Work to complete> Transcribe the records that follow. Keep every word exactly, and drop the pictures.

------ Data rows ------

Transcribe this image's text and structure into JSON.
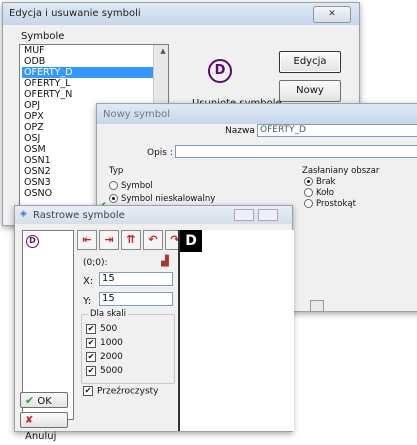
{
  "dlg_edycja": {
    "title": "Edycja i usuwanie symboli",
    "close": "✕",
    "group_label": "Symbole",
    "list_items": [
      "MUF",
      "ODB",
      "OFERTY_D",
      "OFERTY_L",
      "OFERTY_N",
      "OPJ",
      "OPX",
      "OPZ",
      "OSJ",
      "OSM",
      "OSN1",
      "OSN2",
      "OSN3",
      "OSNO"
    ],
    "selected_index": 2,
    "preview_symbol": "D",
    "edit_btn": "Edycja",
    "new_btn": "Nowy",
    "removed_label": "Usunięte symbole"
  },
  "dlg_nowy": {
    "title": "Nowy symbol",
    "nazwa_label": "Nazwa :",
    "nazwa_value": "OFERTY_D",
    "opis_label": "Opis :",
    "typ_label": "Typ",
    "typ_options": [
      "Symbol",
      "Symbol nieskalowalny"
    ],
    "typ_selected": 1,
    "obszar_label": "Zasłaniany obszar",
    "obszar_options": [
      "Brak",
      "Koło",
      "Prostokąt"
    ],
    "obszar_selected": 0,
    "checkmark": "✔"
  },
  "dlg_raster": {
    "title": "Rastrowe symbole",
    "list_symbol": "D",
    "coord_text": "(0;0):",
    "x_label": "X:",
    "x_value": "15",
    "y_label": "Y:",
    "y_value": "15",
    "scale_label": "Dla skali",
    "scales": [
      "500",
      "1000",
      "2000",
      "5000"
    ],
    "transparent_label": "Przeźroczysty",
    "ok_label": "OK",
    "cancel_label": "Anuluj",
    "preview_letter": "D",
    "check": "✔",
    "cross": "✘",
    "tools": [
      "left-arrow-icon",
      "right-arrow-icon",
      "up-arrow-icon",
      "undo-icon",
      "redo-icon"
    ]
  },
  "colors": {
    "accent": "#3399ff",
    "symbol": "#5b0a6e",
    "ok_green": "#2e9b2e",
    "cancel_red": "#cc1b1b"
  }
}
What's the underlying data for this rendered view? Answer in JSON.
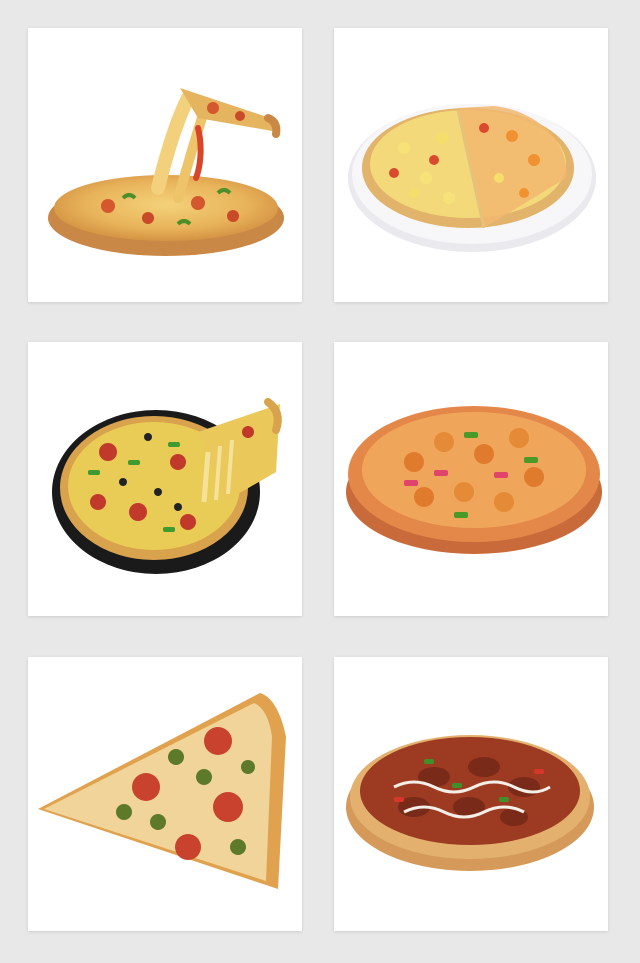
{
  "background_color": "#e8e8e8",
  "card_color": "#ffffff",
  "cards": [
    {
      "image": "pizza-with-cheese-pull-slice-icon"
    },
    {
      "image": "pineapple-pizza-on-plate-icon"
    },
    {
      "image": "supreme-pizza-in-black-pan-icon"
    },
    {
      "image": "chicken-nugget-pizza-icon"
    },
    {
      "image": "pepperoni-jalapeno-pizza-slice-icon"
    },
    {
      "image": "bbq-meat-pizza-icon"
    }
  ]
}
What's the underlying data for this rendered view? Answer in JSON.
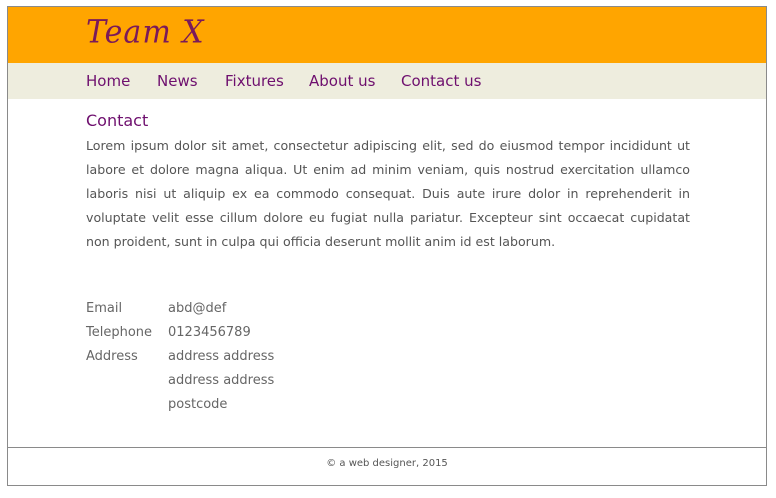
{
  "header": {
    "logo": "Team X",
    "background_color": "#ffa500",
    "logo_color": "#7a1a5a"
  },
  "nav": {
    "items": [
      {
        "label": "Home"
      },
      {
        "label": "News"
      },
      {
        "label": "Fixtures"
      },
      {
        "label": "About us"
      },
      {
        "label": "Contact us"
      }
    ],
    "background_color": "#eeedde",
    "link_color": "#6e0f6e"
  },
  "main": {
    "title": "Contact",
    "body": "Lorem ipsum dolor sit amet, consectetur adipiscing elit, sed do eiusmod tempor incididunt ut labore et dolore magna aliqua. Ut enim ad minim veniam, quis nostrud exercitation ullamco laboris nisi ut aliquip ex ea commodo consequat. Duis aute irure dolor in reprehenderit in voluptate velit esse cillum dolore eu fugiat nulla pariatur. Excepteur sint occaecat cupidatat non proident, sunt in culpa qui officia deserunt mollit anim id est laborum.",
    "contact": {
      "email_label": "Email",
      "email_value": "abd@def",
      "telephone_label": "Telephone",
      "telephone_value": "0123456789",
      "address_label": "Address",
      "address_lines": [
        "address address",
        "address address",
        "postcode"
      ]
    }
  },
  "footer": {
    "text": "© a web designer, 2015"
  }
}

------

Response>
Transcribe this image's text and structure into JSON.
{
  "dlg_edycja": {
    "title": "Edycja i usuwanie symboli",
    "close": "✕",
    "group_label": "Symbole",
    "list_items": [
      "MUF",
      "ODB",
      "OFERTY_D",
      "OFERTY_L",
      "OFERTY_N",
      "OPJ",
      "OPX",
      "OPZ",
      "OSJ",
      "OSM",
      "OSN1",
      "OSN2",
      "OSN3",
      "OSNO"
    ],
    "selected_index": 2,
    "preview_symbol": "D",
    "edit_btn": "Edycja",
    "new_btn": "Nowy",
    "removed_label": "Usunięte symbole"
  },
  "dlg_nowy": {
    "title": "Nowy symbol",
    "nazwa_label": "Nazwa :",
    "nazwa_value": "OFERTY_D",
    "opis_label": "Opis :",
    "typ_label": "Typ",
    "typ_options": [
      "Symbol",
      "Symbol nieskalowalny"
    ],
    "typ_selected": 1,
    "obszar_label": "Zasłaniany obszar",
    "obszar_options": [
      "Brak",
      "Koło",
      "Prostokąt"
    ],
    "obszar_selected": 0,
    "checkmark": "✔"
  },
  "dlg_raster": {
    "title": "Rastrowe symbole",
    "list_symbol": "D",
    "coord_text": "(0;0):",
    "x_label": "X:",
    "x_value": "15",
    "y_label": "Y:",
    "y_value": "15",
    "scale_label": "Dla skali",
    "scales": [
      "500",
      "1000",
      "2000",
      "5000"
    ],
    "transparent_label": "Przeźroczysty",
    "ok_label": "OK",
    "cancel_label": "Anuluj",
    "preview_letter": "D",
    "check": "✔",
    "cross": "✘",
    "tools": [
      "left-arrow-icon",
      "right-arrow-icon",
      "up-arrow-icon",
      "undo-icon",
      "redo-icon"
    ]
  },
  "colors": {
    "accent": "#3399ff",
    "symbol": "#5b0a6e",
    "ok_green": "#2e9b2e",
    "cancel_red": "#cc1b1b"
  }
}
What's the underlying data for this rendered view? Answer in JSON.
{
  "background_color": "#e8e8e8",
  "card_color": "#ffffff",
  "cards": [
    {
      "image": "pizza-with-cheese-pull-slice-icon"
    },
    {
      "image": "pineapple-pizza-on-plate-icon"
    },
    {
      "image": "supreme-pizza-in-black-pan-icon"
    },
    {
      "image": "chicken-nugget-pizza-icon"
    },
    {
      "image": "pepperoni-jalapeno-pizza-slice-icon"
    },
    {
      "image": "bbq-meat-pizza-icon"
    }
  ]
}
What's the underlying data for this rendered view? Answer in JSON.
{
  "header": {
    "logo": "Team X",
    "background_color": "#ffa500",
    "logo_color": "#7a1a5a"
  },
  "nav": {
    "items": [
      {
        "label": "Home"
      },
      {
        "label": "News"
      },
      {
        "label": "Fixtures"
      },
      {
        "label": "About us"
      },
      {
        "label": "Contact us"
      }
    ],
    "background_color": "#eeedde",
    "link_color": "#6e0f6e"
  },
  "main": {
    "title": "Contact",
    "body": "Lorem ipsum dolor sit amet, consectetur adipiscing elit, sed do eiusmod tempor incididunt ut labore et dolore magna aliqua. Ut enim ad minim veniam, quis nostrud exercitation ullamco laboris nisi ut aliquip ex ea commodo consequat. Duis aute irure dolor in reprehenderit in voluptate velit esse cillum dolore eu fugiat nulla pariatur. Excepteur sint occaecat cupidatat non proident, sunt in culpa qui officia deserunt mollit anim id est laborum.",
    "contact": {
      "email_label": "Email",
      "email_value": "abd@def",
      "telephone_label": "Telephone",
      "telephone_value": "0123456789",
      "address_label": "Address",
      "address_lines": [
        "address address",
        "address address",
        "postcode"
      ]
    }
  },
  "footer": {
    "text": "© a web designer, 2015"
  }
}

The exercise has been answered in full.